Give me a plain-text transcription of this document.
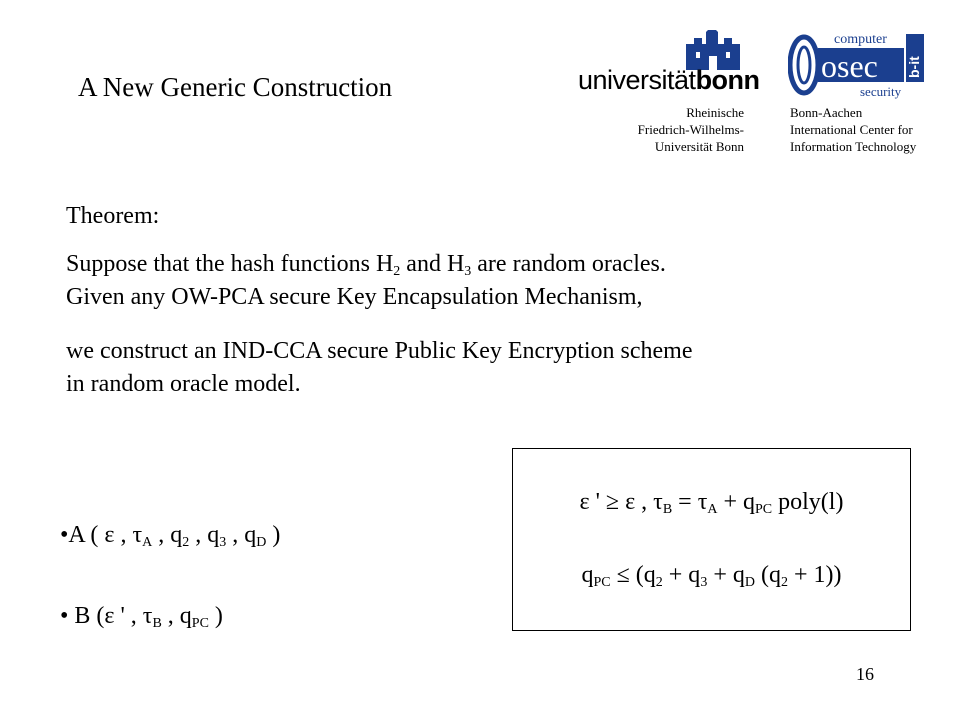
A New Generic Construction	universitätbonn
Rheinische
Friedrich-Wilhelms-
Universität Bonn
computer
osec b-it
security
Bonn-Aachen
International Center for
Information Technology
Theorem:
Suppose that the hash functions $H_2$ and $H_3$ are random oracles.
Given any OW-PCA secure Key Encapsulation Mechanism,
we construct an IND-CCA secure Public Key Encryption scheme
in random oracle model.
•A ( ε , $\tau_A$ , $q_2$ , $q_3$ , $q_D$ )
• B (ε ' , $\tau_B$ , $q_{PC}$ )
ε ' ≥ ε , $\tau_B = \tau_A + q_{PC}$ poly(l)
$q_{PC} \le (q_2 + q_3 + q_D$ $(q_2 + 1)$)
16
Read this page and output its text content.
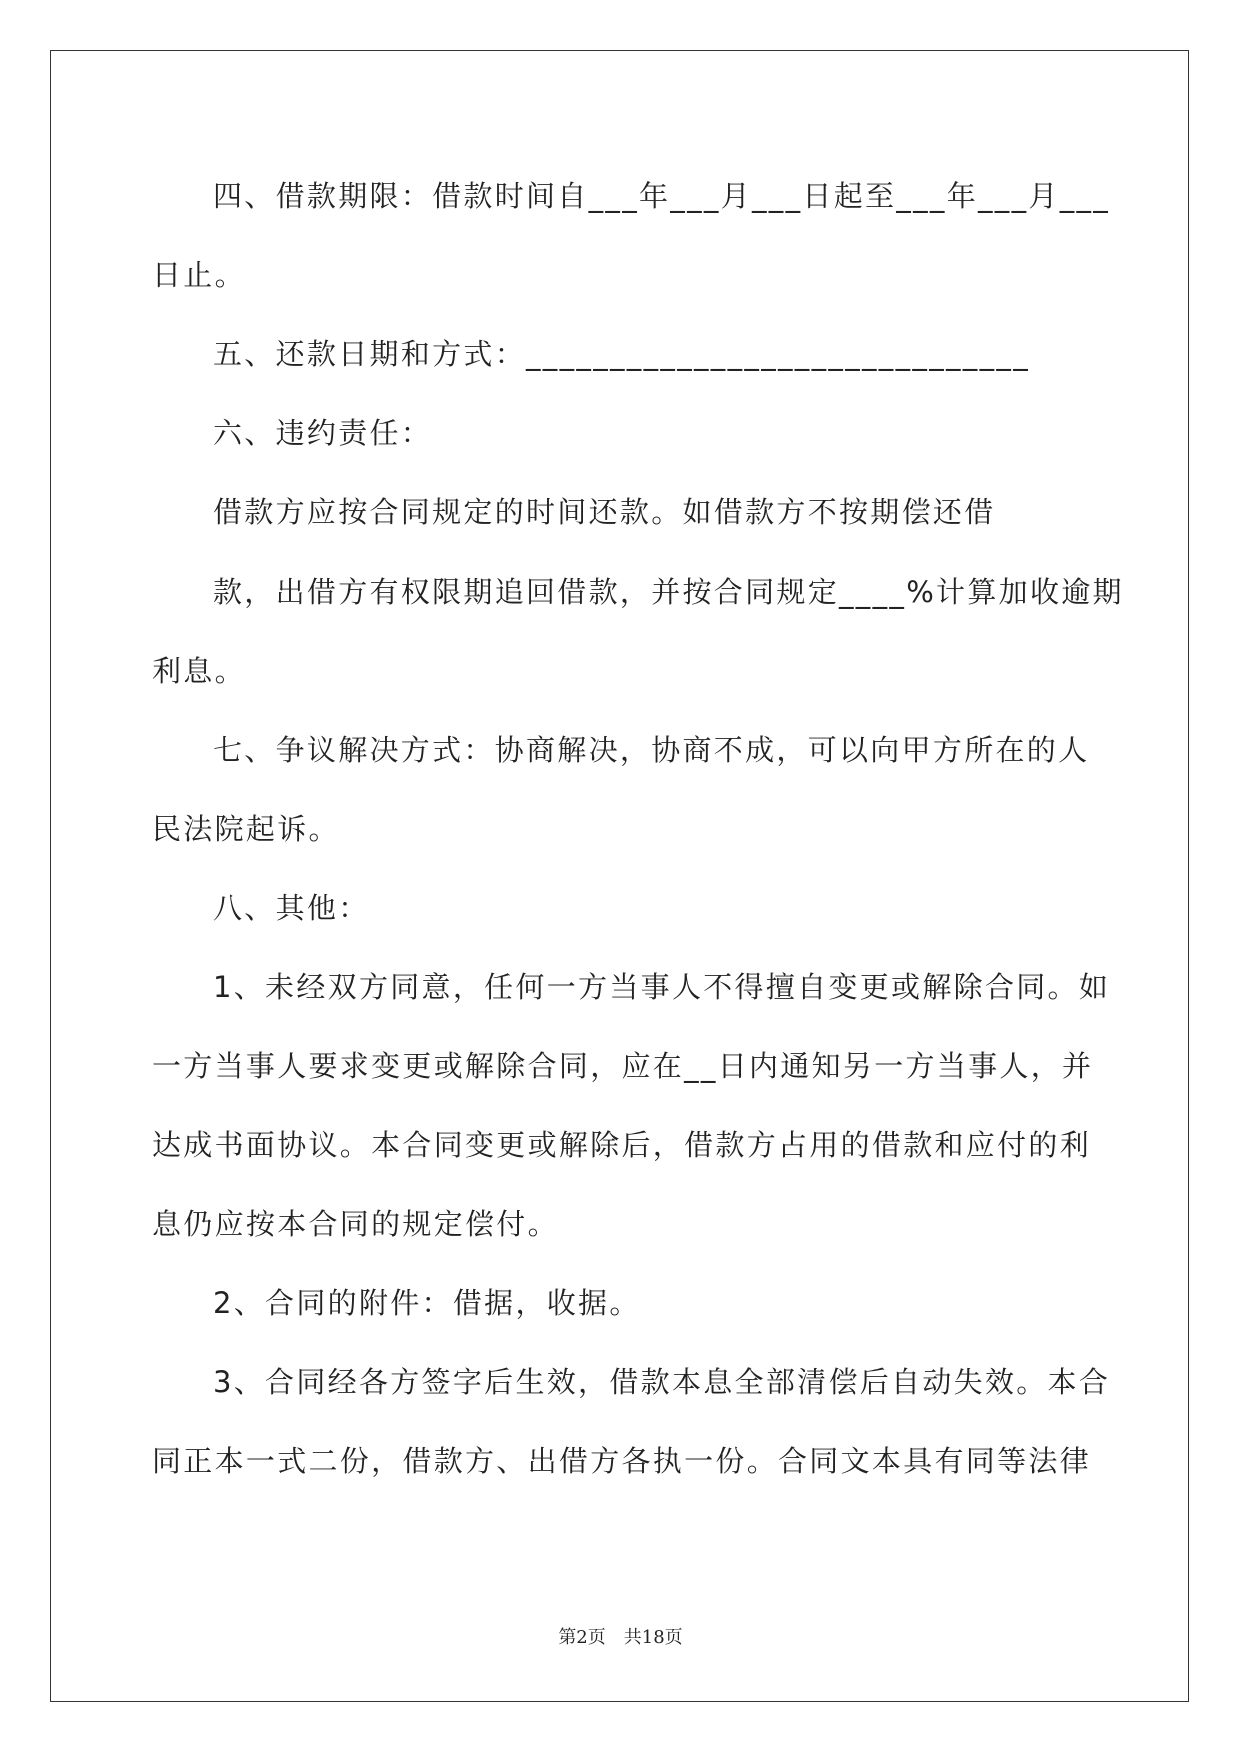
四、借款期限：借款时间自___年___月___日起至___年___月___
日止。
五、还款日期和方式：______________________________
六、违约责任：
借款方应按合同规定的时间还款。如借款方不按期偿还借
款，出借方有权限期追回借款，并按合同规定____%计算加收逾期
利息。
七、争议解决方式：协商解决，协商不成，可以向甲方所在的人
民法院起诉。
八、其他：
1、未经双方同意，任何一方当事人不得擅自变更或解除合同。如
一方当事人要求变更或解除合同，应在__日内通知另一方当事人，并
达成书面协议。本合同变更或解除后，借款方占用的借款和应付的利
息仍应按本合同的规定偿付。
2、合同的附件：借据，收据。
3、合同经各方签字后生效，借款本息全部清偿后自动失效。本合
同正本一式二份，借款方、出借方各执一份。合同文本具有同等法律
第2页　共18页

###

Work instructions = Repeat verbatim all the material, but not the pictures.

Final answer =
Give me a plain-text transcription of this document.
A New Generic Construction	universitätbonn
Rheinische
Friedrich-Wilhelms-
Universität Bonn
computer
osec b-it
security
Bonn-Aachen
International Center for
Information Technology
Theorem:
Suppose that the hash functions $H_2$ and $H_3$ are random oracles.
Given any OW-PCA secure Key Encapsulation Mechanism,
we construct an IND-CCA secure Public Key Encryption scheme
in random oracle model.
•A ( ε , $\tau_A$ , $q_2$ , $q_3$ , $q_D$ )
• B (ε ' , $\tau_B$ , $q_{PC}$ )
ε ' ≥ ε , $\tau_B = \tau_A + q_{PC}$ poly(l)
$q_{PC} \le (q_2 + q_3 + q_D$ $(q_2 + 1)$)
16
Read this page and output its text content.
四、借款期限：借款时间自___年___月___日起至___年___月___
日止。
五、还款日期和方式：______________________________
六、违约责任：
借款方应按合同规定的时间还款。如借款方不按期偿还借
款，出借方有权限期追回借款，并按合同规定____%计算加收逾期
利息。
七、争议解决方式：协商解决，协商不成，可以向甲方所在的人
民法院起诉。
八、其他：
1、未经双方同意，任何一方当事人不得擅自变更或解除合同。如
一方当事人要求变更或解除合同，应在__日内通知另一方当事人，并
达成书面协议。本合同变更或解除后，借款方占用的借款和应付的利
息仍应按本合同的规定偿付。
2、合同的附件：借据，收据。
3、合同经各方签字后生效，借款本息全部清偿后自动失效。本合
同正本一式二份，借款方、出借方各执一份。合同文本具有同等法律
第2页　共18页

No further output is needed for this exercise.